------ Working data

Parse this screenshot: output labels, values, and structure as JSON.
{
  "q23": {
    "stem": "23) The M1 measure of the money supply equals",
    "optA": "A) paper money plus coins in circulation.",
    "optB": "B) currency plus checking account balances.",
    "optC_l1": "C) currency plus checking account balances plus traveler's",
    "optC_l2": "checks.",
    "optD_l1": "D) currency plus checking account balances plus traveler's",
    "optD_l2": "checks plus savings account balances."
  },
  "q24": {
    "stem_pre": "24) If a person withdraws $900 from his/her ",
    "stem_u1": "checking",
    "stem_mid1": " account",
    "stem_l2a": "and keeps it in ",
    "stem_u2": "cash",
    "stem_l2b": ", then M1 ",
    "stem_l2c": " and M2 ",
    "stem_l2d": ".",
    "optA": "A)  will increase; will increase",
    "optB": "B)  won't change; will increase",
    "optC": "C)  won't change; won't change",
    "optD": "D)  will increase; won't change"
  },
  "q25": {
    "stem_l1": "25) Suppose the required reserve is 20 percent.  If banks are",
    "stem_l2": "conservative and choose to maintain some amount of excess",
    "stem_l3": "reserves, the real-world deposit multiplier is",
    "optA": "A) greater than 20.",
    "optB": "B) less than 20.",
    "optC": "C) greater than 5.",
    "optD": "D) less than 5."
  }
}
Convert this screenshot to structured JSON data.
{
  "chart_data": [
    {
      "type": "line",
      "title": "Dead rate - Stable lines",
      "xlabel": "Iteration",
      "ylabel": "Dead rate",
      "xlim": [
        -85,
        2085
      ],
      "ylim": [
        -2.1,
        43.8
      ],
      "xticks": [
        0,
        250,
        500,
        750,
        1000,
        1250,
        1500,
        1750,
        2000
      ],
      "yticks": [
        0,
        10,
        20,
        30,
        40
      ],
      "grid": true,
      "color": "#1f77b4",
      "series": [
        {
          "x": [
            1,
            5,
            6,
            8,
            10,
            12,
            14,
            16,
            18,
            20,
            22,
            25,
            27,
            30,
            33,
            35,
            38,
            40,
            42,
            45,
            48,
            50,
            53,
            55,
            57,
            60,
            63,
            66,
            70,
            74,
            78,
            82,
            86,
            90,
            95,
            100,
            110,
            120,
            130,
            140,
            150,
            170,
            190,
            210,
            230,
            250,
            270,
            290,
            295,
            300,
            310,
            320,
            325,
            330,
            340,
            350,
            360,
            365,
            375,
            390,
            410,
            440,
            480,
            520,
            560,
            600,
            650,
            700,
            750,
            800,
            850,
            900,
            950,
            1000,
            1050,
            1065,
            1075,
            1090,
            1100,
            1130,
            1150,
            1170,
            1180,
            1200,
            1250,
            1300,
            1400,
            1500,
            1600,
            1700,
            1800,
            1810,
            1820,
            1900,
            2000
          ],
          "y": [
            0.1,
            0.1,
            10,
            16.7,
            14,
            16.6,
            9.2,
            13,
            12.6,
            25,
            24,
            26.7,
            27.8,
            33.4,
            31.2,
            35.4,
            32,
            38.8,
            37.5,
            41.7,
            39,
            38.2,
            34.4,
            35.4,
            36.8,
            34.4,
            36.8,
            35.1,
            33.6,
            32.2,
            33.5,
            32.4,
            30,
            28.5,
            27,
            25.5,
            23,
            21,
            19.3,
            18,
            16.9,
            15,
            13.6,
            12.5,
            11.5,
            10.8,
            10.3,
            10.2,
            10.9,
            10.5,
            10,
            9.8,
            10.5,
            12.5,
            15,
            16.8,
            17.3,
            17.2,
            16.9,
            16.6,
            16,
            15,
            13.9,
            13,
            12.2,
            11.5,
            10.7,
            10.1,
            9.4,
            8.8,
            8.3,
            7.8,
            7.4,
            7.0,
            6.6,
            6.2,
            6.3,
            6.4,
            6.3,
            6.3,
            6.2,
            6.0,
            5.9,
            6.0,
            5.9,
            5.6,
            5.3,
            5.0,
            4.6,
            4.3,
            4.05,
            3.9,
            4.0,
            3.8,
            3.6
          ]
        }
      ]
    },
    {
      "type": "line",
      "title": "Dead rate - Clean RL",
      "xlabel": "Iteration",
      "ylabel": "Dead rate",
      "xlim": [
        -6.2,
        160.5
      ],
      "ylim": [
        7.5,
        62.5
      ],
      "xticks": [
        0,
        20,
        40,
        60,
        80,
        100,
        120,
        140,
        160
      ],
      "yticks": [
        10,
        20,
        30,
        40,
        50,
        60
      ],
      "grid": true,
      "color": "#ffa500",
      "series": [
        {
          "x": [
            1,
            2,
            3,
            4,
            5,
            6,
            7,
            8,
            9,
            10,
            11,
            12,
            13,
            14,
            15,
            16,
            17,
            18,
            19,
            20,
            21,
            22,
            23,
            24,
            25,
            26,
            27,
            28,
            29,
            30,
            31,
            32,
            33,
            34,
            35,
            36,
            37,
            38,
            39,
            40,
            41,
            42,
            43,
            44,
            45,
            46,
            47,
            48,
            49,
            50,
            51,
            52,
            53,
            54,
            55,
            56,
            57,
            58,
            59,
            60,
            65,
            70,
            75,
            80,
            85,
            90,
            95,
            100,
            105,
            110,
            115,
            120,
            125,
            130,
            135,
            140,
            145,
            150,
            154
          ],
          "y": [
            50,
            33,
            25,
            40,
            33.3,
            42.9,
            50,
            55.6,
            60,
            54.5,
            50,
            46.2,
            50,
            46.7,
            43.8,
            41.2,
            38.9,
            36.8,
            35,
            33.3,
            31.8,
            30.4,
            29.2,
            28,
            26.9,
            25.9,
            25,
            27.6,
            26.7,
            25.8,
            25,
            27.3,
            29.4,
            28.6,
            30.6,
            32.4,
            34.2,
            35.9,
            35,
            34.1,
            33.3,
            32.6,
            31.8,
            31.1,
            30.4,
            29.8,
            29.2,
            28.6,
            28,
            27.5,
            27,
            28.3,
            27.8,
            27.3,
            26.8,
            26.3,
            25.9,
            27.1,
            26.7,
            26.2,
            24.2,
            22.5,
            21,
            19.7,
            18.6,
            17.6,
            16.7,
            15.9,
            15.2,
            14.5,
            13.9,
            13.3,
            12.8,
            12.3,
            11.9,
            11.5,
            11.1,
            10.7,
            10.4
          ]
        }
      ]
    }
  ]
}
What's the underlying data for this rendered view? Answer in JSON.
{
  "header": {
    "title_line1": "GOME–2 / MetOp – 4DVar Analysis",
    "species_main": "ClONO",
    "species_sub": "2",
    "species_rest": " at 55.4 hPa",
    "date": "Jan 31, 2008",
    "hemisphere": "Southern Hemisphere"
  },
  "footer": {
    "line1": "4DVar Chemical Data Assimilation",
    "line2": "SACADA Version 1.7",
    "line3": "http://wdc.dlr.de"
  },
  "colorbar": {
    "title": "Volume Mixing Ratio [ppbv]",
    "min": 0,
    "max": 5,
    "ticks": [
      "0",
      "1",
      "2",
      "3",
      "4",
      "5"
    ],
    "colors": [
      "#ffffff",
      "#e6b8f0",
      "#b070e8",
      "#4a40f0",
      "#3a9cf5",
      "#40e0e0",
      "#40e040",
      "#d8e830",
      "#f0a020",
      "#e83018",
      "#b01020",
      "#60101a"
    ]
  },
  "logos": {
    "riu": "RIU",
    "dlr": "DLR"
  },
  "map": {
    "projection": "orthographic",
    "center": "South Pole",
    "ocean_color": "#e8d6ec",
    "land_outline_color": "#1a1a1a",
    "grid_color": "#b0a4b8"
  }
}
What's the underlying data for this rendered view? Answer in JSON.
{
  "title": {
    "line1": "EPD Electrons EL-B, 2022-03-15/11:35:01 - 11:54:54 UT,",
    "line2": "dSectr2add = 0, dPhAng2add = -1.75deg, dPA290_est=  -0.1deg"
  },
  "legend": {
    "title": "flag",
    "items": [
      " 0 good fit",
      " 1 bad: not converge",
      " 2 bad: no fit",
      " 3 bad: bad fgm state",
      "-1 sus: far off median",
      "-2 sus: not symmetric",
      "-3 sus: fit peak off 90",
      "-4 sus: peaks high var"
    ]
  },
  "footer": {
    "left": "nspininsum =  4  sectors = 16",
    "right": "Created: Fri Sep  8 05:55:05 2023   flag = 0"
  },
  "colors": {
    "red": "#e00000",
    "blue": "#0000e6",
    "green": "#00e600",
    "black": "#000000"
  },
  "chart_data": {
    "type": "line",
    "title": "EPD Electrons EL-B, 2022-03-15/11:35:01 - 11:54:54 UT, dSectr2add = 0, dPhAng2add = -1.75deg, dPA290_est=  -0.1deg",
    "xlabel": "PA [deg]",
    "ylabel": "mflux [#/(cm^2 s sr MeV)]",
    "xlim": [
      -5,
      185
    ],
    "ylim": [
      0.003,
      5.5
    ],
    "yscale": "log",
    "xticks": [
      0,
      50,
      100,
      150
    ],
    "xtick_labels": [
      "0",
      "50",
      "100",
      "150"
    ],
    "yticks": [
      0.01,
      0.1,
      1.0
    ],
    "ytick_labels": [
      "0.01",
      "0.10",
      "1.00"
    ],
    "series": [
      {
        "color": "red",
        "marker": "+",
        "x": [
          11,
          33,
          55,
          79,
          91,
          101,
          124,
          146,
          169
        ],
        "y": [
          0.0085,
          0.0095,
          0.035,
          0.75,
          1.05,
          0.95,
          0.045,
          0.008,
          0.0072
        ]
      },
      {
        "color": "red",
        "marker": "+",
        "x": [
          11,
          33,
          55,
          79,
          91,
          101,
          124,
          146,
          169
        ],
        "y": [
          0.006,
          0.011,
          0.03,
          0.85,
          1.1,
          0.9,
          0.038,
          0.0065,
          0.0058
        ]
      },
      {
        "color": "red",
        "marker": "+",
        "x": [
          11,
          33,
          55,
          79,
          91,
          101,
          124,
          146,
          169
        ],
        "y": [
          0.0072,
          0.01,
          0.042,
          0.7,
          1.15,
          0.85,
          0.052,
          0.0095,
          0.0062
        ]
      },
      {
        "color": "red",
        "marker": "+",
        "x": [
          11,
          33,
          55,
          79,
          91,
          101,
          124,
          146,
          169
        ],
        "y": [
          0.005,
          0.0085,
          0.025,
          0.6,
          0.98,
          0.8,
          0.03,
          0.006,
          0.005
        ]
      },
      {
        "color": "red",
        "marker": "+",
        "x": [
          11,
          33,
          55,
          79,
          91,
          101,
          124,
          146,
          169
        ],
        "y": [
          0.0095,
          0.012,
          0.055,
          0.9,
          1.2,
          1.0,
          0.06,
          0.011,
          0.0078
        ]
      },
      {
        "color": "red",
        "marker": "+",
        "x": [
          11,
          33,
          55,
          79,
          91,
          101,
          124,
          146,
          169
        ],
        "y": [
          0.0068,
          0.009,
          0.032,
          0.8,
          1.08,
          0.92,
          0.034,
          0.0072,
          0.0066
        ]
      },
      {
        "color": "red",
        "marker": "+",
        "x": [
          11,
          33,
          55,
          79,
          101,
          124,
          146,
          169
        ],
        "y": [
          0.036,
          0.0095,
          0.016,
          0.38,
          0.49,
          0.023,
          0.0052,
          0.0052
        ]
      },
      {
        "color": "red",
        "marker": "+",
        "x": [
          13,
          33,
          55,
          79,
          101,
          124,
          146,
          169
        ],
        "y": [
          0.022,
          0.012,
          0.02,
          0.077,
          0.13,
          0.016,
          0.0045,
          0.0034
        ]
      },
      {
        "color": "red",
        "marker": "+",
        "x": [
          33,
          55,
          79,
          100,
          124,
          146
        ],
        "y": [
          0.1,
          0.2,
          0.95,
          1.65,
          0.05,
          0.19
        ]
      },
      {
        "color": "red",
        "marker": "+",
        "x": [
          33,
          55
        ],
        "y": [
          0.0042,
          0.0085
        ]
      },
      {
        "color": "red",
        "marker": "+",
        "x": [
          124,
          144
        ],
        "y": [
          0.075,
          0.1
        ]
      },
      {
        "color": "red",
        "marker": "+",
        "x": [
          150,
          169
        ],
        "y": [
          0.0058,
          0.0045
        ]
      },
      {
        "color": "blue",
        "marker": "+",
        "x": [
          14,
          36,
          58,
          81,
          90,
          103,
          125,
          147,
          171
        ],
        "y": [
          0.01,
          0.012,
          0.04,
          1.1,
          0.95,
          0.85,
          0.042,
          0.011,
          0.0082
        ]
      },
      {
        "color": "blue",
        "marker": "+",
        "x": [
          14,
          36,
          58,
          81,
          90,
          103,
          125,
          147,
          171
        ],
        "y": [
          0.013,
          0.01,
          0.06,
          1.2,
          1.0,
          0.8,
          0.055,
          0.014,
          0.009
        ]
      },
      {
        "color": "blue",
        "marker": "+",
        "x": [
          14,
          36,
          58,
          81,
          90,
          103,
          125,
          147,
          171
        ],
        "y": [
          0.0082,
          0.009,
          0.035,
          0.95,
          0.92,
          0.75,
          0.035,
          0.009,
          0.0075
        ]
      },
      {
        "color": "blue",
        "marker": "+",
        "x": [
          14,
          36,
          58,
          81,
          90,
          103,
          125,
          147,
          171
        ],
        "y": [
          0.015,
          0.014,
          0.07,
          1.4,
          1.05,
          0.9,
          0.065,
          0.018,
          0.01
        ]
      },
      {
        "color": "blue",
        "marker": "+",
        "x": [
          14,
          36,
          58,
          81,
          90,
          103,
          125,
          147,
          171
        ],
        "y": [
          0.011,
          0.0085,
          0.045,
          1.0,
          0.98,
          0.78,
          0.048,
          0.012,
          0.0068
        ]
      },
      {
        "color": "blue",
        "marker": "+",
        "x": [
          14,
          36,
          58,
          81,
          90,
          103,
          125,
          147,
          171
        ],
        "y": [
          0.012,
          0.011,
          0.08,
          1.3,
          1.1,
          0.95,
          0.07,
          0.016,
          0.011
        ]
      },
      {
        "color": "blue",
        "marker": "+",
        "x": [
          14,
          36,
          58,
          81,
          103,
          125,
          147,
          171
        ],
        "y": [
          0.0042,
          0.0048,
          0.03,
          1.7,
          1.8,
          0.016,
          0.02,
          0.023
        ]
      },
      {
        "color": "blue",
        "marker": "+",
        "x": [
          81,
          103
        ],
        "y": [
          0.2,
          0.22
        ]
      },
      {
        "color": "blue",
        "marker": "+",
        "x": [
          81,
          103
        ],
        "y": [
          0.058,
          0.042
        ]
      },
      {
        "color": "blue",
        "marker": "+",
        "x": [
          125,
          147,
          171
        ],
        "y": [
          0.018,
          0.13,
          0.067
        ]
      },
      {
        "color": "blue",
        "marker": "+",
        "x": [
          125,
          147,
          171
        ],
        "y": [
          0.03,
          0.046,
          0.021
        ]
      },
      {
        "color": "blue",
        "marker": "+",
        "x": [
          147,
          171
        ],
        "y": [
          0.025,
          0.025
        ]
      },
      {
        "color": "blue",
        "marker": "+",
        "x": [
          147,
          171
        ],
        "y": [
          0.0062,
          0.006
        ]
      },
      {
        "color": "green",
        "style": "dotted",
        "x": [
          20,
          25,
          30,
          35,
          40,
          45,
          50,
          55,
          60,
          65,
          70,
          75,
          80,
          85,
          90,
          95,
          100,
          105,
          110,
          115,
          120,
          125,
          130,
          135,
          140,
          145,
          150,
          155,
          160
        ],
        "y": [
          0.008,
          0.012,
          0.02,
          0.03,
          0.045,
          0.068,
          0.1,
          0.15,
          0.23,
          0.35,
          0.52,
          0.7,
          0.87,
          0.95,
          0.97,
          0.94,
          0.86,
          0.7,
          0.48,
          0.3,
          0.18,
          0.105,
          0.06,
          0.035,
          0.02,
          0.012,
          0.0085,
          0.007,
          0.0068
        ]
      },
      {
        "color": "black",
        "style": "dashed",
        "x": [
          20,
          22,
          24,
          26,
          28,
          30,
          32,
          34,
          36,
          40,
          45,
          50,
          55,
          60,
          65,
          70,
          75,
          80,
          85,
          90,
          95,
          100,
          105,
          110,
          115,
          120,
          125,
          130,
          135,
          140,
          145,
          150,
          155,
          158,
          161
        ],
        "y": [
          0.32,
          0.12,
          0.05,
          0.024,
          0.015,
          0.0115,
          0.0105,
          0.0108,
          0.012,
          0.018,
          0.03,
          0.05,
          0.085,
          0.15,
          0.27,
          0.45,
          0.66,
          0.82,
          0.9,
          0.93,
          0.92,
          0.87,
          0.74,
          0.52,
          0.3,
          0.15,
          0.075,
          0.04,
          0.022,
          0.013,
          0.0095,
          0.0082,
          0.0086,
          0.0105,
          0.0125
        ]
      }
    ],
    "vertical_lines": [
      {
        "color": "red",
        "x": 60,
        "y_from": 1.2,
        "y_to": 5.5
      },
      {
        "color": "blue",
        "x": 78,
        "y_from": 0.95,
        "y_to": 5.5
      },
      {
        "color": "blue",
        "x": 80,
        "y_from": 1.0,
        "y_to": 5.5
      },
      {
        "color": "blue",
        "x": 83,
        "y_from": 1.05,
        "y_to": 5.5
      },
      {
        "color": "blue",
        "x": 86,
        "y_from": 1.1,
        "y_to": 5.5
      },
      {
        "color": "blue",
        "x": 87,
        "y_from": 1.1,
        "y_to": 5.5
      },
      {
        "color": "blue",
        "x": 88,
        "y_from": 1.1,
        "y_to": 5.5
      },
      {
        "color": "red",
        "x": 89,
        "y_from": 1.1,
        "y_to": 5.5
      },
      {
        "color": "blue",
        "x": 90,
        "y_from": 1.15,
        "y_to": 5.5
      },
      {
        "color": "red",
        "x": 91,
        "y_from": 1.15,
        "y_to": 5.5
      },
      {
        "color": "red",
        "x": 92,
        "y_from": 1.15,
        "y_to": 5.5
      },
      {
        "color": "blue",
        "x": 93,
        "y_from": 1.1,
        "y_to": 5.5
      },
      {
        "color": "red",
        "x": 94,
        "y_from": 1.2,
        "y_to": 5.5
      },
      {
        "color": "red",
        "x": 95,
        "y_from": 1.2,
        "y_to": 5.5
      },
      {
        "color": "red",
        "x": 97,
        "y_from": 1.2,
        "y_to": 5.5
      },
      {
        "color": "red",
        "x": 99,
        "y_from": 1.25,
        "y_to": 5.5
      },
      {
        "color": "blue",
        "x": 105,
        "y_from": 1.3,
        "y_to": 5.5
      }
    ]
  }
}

------------

> _Prompt_
Show every line of the records above that contains the word "account".

> _Worked answer_
    "optB": "B) currency plus checking account balances.",
    "optC_l1": "C) currency plus checking account balances plus traveler's",
    "optD_l1": "D) currency plus checking account balances plus traveler's",
    "optD_l2": "checks plus savings account balances."
    "stem_mid1": " account",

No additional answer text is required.